§ **OBJECTIVE**
Every line holding the string "signal" should be gathered.

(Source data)

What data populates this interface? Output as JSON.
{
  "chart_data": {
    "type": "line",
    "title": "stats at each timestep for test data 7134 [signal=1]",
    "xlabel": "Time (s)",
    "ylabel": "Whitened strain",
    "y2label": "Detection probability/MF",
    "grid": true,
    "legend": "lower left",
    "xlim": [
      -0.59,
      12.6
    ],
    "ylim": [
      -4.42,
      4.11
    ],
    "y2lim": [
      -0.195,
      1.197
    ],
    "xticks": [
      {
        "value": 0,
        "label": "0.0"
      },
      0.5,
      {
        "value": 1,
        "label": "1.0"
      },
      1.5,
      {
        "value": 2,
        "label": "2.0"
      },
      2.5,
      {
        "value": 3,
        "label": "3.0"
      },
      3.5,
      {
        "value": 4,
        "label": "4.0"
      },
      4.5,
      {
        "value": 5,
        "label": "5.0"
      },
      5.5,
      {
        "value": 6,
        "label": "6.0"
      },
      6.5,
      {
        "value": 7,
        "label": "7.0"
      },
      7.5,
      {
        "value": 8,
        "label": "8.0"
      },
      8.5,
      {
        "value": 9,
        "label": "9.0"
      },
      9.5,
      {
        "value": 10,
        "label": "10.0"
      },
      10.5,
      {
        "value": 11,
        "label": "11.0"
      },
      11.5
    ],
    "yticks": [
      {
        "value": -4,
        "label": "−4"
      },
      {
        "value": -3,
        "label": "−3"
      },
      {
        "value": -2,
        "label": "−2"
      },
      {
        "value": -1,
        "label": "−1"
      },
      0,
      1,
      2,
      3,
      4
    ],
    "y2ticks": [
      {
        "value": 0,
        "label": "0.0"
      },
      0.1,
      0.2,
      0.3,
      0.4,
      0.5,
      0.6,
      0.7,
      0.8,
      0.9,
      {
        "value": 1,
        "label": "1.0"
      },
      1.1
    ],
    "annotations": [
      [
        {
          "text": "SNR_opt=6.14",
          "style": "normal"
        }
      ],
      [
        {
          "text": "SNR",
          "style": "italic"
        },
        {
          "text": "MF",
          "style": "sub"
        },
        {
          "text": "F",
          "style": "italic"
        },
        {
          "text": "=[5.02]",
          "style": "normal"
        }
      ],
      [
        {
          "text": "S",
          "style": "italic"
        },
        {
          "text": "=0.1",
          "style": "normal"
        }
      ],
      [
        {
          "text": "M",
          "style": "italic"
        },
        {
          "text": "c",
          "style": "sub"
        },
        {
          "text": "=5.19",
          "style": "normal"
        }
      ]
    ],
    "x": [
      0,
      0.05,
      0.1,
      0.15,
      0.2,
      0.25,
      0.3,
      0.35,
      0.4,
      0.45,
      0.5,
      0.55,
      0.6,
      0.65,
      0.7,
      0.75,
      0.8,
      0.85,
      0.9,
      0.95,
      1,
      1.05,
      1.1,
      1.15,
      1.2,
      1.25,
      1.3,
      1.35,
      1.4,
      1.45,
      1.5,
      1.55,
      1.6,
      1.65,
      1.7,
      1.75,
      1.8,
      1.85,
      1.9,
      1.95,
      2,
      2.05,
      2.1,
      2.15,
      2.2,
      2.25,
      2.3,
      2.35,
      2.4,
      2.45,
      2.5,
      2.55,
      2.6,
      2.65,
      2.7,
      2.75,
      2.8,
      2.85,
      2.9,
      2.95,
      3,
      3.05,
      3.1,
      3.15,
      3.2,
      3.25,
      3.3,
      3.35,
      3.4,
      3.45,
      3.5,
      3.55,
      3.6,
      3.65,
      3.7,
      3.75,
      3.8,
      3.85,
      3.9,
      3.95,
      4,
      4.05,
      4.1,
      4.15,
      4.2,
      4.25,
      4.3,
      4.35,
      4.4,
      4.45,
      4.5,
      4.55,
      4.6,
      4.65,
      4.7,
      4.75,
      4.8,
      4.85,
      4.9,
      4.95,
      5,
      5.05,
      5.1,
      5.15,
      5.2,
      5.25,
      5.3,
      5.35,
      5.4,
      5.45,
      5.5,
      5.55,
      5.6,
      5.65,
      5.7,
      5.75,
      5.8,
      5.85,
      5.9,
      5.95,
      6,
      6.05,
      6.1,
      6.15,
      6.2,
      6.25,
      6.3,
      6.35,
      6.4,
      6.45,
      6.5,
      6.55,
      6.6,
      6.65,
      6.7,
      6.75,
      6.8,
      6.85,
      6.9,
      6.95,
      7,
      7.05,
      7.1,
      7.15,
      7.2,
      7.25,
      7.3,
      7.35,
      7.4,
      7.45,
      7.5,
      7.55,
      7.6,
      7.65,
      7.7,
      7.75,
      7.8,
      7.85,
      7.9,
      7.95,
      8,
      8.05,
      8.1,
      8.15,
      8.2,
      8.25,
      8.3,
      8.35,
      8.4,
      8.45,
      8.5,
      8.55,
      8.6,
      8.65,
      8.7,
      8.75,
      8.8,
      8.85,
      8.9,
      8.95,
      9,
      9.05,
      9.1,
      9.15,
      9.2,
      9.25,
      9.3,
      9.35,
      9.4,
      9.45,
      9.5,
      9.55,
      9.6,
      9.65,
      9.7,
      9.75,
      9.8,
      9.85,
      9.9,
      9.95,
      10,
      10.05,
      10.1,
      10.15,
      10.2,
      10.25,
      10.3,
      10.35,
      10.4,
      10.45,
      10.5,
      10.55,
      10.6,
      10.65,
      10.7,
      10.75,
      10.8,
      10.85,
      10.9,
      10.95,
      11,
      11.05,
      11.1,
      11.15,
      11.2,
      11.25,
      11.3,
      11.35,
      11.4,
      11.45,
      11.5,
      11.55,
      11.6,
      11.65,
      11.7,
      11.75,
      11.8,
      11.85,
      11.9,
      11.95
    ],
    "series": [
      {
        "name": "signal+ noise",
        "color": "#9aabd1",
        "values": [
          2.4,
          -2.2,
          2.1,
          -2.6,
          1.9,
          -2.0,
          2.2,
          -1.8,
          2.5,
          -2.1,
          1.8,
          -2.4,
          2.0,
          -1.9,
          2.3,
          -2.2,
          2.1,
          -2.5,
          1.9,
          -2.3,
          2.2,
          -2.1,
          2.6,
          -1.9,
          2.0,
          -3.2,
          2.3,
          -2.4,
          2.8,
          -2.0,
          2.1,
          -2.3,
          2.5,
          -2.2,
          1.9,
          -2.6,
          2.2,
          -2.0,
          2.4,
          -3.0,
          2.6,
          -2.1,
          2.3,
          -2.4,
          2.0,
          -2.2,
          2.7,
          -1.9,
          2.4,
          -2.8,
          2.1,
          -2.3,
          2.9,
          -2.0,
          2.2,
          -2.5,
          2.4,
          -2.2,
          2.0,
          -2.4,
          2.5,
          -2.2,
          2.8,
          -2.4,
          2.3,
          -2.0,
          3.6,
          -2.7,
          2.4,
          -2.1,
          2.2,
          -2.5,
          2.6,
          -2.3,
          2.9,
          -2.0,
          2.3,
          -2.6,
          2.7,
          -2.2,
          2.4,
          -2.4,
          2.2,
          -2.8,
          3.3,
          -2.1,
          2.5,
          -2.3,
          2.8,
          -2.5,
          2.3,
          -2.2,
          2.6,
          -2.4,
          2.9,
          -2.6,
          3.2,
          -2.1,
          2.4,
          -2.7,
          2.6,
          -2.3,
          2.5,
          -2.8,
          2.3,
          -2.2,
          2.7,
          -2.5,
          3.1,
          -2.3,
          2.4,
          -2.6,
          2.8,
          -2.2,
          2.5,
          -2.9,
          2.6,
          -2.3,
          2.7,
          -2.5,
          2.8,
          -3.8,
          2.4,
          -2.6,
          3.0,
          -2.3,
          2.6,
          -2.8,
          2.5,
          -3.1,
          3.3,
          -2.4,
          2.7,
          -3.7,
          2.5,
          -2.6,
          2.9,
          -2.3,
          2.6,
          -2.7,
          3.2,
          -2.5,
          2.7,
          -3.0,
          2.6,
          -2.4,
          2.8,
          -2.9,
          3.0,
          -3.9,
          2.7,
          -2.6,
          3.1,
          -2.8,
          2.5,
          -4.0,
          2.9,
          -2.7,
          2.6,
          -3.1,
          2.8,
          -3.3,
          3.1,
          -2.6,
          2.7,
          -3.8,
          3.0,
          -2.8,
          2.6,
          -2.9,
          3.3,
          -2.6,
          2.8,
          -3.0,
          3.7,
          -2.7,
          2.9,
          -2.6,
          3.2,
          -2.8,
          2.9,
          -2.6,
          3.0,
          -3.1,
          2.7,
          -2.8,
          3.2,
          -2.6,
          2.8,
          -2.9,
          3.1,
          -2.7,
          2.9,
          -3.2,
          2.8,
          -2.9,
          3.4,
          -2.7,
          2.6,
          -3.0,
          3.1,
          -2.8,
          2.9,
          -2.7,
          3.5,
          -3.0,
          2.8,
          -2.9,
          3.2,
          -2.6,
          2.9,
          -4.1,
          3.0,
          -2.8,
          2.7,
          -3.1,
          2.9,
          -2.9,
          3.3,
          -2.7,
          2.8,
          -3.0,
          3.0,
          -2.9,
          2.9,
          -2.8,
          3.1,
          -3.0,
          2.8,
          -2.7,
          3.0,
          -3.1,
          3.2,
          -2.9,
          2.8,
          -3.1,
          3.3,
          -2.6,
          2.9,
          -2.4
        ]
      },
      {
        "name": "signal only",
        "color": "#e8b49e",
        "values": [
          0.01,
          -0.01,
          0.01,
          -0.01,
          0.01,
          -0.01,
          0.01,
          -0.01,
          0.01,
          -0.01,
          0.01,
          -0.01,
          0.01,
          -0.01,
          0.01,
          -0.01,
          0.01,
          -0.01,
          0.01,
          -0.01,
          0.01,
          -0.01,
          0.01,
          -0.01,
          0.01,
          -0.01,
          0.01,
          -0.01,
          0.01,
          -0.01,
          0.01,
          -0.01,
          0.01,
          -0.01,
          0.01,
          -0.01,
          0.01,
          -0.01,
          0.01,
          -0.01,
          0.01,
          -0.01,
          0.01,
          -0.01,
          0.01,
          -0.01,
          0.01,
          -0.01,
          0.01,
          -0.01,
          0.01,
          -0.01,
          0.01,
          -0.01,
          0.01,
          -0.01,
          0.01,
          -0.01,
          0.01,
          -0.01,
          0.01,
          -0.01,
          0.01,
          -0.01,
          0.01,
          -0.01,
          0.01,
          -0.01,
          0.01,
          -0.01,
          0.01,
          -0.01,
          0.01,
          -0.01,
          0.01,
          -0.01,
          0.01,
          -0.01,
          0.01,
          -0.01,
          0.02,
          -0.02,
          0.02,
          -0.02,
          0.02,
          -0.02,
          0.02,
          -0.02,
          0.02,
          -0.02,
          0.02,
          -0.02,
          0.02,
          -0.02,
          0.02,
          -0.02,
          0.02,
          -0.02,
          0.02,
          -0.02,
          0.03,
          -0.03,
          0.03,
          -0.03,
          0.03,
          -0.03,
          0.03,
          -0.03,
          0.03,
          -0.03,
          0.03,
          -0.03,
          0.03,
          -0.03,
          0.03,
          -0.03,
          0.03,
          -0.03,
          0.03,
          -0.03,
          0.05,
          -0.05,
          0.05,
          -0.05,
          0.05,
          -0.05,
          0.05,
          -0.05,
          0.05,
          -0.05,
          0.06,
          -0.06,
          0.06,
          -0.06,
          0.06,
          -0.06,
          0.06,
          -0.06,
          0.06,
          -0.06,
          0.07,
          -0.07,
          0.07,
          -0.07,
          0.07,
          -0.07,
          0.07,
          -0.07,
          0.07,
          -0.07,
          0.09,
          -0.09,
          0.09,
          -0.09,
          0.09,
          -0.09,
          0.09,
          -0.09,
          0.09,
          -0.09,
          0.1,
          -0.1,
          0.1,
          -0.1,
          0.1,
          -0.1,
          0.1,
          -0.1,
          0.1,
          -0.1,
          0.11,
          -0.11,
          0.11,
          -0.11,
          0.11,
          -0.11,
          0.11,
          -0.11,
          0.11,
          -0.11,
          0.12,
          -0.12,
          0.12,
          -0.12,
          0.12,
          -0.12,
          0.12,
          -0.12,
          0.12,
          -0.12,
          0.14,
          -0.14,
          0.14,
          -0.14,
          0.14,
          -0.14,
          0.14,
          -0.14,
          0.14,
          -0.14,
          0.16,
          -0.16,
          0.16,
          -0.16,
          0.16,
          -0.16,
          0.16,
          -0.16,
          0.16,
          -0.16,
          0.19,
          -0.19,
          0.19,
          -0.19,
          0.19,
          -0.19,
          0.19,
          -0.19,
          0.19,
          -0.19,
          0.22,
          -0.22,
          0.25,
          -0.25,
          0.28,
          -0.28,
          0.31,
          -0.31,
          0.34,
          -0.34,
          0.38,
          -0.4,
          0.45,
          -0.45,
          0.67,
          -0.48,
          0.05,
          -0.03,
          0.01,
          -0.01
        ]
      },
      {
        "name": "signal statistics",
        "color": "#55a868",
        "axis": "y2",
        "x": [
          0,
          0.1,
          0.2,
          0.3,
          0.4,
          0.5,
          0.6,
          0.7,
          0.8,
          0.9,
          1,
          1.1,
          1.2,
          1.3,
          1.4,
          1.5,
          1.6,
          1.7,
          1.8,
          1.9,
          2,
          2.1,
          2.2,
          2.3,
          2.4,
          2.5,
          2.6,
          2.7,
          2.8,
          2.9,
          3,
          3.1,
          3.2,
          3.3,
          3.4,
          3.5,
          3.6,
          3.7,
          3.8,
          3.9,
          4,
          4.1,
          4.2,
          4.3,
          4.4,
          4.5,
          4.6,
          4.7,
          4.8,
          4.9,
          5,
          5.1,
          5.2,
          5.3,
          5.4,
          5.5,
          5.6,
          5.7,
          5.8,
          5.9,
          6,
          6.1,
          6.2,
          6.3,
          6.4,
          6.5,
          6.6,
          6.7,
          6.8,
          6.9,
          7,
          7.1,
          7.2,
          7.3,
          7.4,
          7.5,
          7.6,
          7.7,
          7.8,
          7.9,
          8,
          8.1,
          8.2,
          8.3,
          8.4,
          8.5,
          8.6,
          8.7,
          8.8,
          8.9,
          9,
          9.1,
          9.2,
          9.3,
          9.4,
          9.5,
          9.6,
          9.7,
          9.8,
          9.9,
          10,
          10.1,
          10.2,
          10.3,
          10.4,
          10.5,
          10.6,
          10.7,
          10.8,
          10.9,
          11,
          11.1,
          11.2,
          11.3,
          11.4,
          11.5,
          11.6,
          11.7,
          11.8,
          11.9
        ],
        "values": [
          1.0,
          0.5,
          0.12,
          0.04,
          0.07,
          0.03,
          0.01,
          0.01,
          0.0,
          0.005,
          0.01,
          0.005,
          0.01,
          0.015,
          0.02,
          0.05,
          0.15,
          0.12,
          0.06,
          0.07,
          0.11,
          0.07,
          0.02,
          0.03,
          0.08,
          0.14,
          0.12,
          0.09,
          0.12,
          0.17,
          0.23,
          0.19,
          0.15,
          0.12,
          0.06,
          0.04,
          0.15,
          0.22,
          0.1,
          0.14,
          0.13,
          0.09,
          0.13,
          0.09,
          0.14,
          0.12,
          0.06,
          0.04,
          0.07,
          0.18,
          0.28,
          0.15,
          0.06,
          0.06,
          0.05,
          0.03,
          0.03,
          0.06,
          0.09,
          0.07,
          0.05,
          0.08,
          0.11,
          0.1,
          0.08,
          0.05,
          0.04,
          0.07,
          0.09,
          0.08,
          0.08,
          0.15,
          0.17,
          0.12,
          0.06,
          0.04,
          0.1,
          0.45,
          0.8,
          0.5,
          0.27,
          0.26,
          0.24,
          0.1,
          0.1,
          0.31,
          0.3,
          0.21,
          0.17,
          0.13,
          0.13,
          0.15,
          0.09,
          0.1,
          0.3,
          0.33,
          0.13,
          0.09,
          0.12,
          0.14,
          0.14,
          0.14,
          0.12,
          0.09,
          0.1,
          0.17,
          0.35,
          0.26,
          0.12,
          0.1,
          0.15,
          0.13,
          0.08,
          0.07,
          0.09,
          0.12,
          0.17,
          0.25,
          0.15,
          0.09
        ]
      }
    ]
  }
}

§ **THE OUTPUT**
    "title": "stats at each timestep for test data 7134 [signal=1]",
        "name": "signal+ noise",
        "name": "signal only",
        "name": "signal statistics",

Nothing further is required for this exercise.